> **Requirements**
Scan the listing below. Report each line that includes "shedding".

[Rows from a figure dataset]
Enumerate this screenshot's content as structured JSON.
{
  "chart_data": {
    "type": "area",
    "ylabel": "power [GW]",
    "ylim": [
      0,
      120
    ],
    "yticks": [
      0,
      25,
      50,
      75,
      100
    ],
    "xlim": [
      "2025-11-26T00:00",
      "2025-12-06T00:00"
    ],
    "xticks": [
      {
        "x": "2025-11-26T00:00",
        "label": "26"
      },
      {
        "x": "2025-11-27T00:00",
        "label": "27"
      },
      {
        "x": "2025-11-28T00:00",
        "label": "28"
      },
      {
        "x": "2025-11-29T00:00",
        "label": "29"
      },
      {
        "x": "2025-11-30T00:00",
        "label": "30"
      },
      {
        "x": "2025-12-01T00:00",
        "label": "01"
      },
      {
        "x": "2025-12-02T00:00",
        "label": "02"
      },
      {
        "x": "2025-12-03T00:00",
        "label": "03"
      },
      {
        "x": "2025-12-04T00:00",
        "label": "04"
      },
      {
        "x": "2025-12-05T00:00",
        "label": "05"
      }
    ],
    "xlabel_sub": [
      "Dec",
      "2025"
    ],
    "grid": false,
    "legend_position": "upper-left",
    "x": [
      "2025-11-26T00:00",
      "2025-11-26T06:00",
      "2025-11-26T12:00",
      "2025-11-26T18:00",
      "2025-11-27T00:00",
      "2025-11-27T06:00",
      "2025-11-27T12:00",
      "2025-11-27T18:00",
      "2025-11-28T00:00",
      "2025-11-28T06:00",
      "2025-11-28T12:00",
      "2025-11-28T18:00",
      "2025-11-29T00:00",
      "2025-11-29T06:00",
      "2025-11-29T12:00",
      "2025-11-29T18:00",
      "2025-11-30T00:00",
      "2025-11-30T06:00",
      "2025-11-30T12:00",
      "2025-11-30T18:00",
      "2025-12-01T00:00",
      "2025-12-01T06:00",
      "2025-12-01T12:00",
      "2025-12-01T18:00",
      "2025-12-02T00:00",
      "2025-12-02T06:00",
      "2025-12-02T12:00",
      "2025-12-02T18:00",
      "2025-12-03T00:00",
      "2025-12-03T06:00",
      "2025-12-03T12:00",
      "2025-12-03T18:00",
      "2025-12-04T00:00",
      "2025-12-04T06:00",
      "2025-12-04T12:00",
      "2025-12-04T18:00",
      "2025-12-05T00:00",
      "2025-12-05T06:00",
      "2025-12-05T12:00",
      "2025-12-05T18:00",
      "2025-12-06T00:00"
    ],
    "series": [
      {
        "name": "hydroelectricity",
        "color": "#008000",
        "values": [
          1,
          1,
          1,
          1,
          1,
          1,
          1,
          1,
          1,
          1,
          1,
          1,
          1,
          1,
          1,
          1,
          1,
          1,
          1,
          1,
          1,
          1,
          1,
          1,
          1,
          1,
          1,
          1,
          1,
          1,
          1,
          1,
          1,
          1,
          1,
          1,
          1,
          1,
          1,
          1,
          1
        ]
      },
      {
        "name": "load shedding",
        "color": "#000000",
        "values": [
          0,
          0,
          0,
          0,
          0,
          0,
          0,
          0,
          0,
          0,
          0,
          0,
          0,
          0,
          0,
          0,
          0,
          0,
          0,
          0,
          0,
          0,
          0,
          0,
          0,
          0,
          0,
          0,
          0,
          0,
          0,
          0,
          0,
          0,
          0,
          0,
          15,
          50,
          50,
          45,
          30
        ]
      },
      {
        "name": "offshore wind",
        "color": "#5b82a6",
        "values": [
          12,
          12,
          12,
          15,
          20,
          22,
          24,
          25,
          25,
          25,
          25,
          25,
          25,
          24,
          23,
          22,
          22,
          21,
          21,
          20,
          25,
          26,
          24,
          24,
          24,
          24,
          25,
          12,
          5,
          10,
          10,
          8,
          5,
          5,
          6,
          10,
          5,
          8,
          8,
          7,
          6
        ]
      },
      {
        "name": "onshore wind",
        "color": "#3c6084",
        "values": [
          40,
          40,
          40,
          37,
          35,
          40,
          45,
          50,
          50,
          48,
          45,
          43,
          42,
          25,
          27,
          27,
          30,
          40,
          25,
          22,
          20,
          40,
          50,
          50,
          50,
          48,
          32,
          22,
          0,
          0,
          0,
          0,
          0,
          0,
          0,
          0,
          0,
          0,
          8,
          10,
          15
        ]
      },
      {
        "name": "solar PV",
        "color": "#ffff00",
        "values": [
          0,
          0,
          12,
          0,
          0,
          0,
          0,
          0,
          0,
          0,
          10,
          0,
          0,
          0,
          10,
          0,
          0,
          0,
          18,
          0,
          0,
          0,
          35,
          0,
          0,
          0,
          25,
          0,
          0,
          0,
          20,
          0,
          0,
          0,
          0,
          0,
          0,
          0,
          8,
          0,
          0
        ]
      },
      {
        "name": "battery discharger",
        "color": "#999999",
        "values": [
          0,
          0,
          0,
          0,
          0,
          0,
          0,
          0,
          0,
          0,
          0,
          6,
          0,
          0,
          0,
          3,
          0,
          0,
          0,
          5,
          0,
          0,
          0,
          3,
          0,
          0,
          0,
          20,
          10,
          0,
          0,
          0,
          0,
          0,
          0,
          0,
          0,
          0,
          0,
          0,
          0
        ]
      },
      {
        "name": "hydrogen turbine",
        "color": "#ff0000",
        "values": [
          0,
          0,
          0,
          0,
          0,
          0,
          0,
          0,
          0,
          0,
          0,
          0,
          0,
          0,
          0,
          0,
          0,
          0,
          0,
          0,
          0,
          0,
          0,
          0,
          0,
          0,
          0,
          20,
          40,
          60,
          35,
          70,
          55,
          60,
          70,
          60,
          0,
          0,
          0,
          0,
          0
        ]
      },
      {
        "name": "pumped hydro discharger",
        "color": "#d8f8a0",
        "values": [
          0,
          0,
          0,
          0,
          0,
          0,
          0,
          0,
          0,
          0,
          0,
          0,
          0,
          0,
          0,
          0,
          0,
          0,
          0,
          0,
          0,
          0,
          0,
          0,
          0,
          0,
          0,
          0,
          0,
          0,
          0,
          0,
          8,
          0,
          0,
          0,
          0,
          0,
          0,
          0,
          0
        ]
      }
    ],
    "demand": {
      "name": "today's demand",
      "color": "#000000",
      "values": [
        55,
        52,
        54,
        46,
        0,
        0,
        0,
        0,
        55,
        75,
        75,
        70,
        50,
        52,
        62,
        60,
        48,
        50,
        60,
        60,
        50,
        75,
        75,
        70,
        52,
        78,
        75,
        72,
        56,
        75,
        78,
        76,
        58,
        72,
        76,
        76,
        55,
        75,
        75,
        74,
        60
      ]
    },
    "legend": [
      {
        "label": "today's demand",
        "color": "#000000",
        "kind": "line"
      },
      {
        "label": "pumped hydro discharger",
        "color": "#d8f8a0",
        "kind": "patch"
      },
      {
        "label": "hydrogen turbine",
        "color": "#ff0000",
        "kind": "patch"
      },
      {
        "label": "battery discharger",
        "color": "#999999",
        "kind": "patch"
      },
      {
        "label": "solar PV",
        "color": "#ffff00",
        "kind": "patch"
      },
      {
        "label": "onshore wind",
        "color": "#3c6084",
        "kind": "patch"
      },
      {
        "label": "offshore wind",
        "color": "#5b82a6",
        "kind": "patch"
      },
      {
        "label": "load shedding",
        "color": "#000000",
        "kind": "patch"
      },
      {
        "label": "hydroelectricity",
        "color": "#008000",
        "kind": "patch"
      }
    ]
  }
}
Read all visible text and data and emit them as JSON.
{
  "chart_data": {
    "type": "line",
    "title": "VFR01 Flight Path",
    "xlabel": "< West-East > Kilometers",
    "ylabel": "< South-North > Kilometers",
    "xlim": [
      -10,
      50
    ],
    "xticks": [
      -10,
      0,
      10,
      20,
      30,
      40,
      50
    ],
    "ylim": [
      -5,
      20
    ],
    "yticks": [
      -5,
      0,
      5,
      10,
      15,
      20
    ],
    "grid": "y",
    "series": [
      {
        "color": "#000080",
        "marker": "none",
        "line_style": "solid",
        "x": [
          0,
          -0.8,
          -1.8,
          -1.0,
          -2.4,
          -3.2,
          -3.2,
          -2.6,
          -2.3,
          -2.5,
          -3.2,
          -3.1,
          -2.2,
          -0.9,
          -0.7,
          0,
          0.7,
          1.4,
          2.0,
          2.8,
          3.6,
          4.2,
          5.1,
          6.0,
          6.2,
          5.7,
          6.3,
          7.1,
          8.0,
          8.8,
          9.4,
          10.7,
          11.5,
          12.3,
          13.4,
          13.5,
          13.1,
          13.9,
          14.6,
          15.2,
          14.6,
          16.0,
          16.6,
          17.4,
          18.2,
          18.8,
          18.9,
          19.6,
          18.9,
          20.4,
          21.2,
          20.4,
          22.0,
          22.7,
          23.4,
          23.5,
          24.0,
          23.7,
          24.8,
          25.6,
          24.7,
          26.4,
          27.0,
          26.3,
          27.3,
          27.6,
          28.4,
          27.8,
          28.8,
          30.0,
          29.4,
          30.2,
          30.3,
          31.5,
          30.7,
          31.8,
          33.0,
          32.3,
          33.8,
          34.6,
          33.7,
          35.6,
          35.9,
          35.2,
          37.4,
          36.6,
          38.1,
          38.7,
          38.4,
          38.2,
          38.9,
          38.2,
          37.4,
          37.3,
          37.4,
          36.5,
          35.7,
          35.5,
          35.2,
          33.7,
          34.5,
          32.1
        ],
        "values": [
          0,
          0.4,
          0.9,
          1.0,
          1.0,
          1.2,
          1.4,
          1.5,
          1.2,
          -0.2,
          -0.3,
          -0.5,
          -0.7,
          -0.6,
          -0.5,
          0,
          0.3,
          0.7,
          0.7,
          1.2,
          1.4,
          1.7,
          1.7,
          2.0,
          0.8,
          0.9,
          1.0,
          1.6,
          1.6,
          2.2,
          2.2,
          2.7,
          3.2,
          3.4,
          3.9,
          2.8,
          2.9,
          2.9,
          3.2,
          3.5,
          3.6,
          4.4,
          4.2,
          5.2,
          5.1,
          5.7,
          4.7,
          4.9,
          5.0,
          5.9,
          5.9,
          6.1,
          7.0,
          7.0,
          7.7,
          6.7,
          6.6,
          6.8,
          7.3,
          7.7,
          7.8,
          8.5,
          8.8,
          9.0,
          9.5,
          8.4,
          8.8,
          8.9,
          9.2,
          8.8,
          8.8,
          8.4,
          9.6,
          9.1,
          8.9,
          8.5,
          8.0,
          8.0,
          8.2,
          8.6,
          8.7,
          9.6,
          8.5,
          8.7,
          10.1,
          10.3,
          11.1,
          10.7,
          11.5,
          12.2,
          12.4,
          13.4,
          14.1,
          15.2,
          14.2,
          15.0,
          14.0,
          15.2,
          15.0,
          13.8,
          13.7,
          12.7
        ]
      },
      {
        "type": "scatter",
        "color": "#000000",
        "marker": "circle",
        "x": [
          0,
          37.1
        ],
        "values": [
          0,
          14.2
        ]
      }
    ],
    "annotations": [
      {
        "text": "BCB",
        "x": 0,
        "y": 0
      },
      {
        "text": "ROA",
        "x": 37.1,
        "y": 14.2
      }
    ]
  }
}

> **Answer**
        "name": "load shedding",
        "label": "load shedding",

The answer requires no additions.